REQUEST: Please quote the material exactly, every line of it.

═════ SUPPLIED DATA

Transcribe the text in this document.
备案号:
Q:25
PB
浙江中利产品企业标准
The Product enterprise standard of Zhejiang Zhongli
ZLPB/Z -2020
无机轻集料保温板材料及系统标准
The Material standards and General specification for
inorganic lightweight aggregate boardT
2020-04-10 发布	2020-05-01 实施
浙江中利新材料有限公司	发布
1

══════════

EXERCISE ANSWER:
Transcribe the text in this document.
备案号:
Q:25
PB
浙江中利产品企业标准
The Product enterprise standard of Zhejiang Zhongli
ZLPB/Z -2020
无机轻集料保温板材料及系统标准
The Material standards and General specification for
inorganic lightweight aggregate boardT
2020-04-10 发布	2020-05-01 实施
浙江中利新材料有限公司	发布
1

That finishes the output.